> [Prompt]: Records follow. Pull out every line that contains "Rule".

> [Stored items from a collection]:
__________________________________________________

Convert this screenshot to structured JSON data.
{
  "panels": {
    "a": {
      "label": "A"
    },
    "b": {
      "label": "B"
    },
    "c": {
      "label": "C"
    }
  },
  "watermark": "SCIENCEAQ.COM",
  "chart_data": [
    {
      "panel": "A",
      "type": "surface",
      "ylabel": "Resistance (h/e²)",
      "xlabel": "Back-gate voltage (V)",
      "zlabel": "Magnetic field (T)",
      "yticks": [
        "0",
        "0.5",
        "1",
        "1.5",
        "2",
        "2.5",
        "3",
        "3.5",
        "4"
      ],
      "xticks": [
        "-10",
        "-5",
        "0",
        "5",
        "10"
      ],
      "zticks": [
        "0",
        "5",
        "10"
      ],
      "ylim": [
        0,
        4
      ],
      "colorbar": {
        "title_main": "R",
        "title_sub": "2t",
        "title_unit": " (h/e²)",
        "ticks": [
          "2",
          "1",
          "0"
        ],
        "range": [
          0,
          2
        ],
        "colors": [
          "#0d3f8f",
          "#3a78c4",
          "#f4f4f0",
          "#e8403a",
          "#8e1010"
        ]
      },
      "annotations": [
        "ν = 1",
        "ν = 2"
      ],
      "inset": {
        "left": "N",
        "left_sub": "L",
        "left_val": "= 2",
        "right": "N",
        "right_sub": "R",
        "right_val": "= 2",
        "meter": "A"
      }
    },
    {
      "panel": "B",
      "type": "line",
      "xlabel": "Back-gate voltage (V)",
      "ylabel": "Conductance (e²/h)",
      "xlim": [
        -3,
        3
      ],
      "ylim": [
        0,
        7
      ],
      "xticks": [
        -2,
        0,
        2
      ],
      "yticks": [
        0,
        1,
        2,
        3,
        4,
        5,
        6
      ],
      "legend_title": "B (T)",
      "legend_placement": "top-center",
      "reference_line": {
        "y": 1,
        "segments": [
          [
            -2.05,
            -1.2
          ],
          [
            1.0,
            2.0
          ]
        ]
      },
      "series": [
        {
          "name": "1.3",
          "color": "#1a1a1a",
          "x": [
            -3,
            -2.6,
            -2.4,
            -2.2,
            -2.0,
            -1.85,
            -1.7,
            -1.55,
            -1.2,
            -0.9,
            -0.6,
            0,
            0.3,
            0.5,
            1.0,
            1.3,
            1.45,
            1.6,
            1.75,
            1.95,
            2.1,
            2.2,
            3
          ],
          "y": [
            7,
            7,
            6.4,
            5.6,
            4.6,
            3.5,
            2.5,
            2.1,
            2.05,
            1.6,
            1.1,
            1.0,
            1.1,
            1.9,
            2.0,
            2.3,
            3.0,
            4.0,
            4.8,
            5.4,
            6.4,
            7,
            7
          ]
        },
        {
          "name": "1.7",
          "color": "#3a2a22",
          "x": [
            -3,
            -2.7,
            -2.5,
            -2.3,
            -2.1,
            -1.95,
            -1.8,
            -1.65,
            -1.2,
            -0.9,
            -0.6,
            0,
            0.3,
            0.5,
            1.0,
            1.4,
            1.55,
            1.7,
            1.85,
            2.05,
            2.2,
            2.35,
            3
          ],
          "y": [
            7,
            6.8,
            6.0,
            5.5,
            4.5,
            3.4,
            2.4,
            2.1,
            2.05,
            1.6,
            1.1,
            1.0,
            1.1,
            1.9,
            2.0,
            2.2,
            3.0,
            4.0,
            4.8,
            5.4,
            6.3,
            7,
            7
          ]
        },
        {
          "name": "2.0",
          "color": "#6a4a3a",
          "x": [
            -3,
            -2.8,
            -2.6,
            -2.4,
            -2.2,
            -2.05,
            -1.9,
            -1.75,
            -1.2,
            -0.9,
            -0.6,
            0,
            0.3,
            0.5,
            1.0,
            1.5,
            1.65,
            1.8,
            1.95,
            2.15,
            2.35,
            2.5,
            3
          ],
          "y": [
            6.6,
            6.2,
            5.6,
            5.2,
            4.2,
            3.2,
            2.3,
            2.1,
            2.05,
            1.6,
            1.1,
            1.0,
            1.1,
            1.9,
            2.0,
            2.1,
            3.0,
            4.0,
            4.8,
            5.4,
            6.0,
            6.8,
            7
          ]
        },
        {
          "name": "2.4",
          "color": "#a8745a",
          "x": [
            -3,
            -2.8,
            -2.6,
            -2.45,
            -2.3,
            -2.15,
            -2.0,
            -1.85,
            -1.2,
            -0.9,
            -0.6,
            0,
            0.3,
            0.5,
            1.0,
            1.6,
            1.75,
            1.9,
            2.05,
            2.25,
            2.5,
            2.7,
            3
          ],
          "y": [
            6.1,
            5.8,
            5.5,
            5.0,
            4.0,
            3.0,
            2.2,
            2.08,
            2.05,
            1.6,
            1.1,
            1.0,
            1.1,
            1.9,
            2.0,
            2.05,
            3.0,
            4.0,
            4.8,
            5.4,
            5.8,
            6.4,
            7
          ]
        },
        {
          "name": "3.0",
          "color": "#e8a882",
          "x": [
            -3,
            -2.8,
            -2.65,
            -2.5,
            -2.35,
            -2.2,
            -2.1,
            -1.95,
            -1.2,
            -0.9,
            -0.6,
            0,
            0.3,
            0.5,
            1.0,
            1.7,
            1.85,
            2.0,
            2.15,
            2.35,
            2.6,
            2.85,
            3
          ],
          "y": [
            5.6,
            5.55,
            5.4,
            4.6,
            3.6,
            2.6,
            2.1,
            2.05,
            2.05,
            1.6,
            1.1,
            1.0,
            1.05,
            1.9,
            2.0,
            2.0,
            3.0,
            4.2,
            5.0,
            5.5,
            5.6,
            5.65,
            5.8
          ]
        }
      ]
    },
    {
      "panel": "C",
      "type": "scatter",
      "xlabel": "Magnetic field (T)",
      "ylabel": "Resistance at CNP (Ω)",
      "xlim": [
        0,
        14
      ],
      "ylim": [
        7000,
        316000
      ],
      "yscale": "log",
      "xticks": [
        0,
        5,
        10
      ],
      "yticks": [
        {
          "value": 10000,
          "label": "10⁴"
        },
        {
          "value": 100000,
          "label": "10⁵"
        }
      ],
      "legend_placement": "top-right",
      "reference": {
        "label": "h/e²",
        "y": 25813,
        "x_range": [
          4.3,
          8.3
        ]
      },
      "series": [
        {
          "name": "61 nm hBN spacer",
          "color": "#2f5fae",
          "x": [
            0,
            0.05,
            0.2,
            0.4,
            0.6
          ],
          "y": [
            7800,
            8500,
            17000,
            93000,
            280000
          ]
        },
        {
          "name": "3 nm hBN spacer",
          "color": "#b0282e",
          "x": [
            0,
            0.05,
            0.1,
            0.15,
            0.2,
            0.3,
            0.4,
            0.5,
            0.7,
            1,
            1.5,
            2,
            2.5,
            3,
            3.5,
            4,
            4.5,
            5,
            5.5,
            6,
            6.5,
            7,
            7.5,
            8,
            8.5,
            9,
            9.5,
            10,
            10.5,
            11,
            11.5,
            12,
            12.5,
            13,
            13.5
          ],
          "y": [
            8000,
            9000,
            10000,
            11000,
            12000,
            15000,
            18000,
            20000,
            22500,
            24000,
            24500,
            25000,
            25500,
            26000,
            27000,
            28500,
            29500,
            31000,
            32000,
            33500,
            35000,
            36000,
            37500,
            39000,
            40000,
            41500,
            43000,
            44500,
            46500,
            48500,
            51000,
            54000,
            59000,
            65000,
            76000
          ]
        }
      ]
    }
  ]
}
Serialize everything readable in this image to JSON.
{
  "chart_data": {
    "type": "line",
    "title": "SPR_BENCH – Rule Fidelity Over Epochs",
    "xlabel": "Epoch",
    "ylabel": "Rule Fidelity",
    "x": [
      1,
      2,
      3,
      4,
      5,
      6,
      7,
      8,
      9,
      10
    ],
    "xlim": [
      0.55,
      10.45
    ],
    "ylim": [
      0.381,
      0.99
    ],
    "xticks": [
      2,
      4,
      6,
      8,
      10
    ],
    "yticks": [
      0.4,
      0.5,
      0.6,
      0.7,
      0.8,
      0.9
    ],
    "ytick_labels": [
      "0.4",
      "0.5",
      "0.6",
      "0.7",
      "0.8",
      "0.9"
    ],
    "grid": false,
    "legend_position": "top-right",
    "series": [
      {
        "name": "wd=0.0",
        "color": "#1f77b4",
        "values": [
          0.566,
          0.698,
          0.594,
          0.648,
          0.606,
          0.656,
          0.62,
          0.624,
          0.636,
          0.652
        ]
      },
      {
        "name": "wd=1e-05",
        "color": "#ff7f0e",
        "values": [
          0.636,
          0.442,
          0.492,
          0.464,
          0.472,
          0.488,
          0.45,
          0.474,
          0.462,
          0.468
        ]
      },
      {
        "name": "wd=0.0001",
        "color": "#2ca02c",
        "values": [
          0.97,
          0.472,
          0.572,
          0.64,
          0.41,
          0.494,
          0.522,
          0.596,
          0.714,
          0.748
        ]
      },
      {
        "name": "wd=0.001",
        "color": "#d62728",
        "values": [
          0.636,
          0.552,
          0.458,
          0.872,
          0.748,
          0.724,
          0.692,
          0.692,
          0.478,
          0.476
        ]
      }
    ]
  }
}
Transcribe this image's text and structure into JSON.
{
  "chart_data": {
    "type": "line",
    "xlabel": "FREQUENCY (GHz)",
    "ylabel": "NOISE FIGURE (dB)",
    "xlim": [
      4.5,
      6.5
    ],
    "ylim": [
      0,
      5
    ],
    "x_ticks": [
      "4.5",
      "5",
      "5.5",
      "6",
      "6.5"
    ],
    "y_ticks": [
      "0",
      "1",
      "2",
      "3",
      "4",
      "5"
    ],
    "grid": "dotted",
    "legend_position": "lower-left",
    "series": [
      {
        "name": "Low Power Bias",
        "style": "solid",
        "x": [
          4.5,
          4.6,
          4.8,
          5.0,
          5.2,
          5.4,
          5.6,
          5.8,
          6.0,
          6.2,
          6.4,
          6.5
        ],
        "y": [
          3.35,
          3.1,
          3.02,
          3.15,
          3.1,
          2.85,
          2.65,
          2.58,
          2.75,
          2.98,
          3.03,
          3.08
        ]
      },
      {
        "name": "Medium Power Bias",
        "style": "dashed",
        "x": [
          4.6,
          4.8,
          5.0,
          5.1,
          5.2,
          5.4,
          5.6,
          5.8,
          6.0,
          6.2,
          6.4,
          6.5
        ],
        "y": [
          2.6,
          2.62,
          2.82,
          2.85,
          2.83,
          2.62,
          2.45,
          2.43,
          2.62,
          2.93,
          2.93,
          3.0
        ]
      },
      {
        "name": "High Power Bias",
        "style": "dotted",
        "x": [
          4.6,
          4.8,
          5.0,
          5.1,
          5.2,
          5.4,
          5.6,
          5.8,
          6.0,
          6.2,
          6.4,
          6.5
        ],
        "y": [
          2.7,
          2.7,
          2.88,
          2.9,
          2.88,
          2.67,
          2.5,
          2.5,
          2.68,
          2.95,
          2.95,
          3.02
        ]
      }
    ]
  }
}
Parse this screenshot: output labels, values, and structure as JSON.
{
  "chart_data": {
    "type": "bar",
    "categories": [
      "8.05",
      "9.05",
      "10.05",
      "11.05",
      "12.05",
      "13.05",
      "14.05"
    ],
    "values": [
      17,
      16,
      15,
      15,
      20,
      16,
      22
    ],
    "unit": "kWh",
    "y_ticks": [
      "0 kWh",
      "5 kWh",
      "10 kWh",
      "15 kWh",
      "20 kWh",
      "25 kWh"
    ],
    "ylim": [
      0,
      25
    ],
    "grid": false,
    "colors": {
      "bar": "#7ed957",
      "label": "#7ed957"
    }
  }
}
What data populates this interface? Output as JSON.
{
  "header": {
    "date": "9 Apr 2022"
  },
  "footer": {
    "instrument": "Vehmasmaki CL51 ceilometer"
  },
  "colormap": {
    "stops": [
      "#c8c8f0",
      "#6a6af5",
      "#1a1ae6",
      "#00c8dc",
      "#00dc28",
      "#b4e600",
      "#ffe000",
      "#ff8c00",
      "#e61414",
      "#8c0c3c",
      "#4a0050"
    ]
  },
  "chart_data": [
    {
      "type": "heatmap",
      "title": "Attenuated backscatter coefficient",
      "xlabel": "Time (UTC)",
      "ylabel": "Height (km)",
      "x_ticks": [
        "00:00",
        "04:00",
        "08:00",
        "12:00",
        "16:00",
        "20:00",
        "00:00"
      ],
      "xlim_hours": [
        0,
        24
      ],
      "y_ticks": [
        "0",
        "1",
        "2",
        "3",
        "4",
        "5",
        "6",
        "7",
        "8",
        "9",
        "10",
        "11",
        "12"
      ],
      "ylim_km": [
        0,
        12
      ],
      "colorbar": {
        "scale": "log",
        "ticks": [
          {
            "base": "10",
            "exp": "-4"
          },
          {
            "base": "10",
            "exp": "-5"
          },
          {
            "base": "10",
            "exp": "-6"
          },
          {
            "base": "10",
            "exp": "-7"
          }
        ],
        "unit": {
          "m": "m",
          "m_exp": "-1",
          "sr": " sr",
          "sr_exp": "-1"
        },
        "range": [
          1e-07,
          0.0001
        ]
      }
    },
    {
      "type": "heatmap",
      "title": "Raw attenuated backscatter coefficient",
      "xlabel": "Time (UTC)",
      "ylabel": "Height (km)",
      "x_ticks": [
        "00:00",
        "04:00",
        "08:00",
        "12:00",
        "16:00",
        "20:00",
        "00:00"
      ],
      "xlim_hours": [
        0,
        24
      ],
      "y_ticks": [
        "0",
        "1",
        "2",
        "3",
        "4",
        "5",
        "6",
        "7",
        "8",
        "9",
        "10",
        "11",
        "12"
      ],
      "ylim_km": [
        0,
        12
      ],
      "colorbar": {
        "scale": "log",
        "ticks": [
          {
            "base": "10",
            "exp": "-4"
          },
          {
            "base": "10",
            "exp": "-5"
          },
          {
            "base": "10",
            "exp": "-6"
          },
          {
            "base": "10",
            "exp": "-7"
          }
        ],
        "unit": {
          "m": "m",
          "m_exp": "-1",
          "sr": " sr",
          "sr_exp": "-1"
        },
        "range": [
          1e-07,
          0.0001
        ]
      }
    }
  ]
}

__________________________________________________

> [Answer for the task]:
    "title": "SPR_BENCH – Rule Fidelity Over Epochs",
    "ylabel": "Rule Fidelity",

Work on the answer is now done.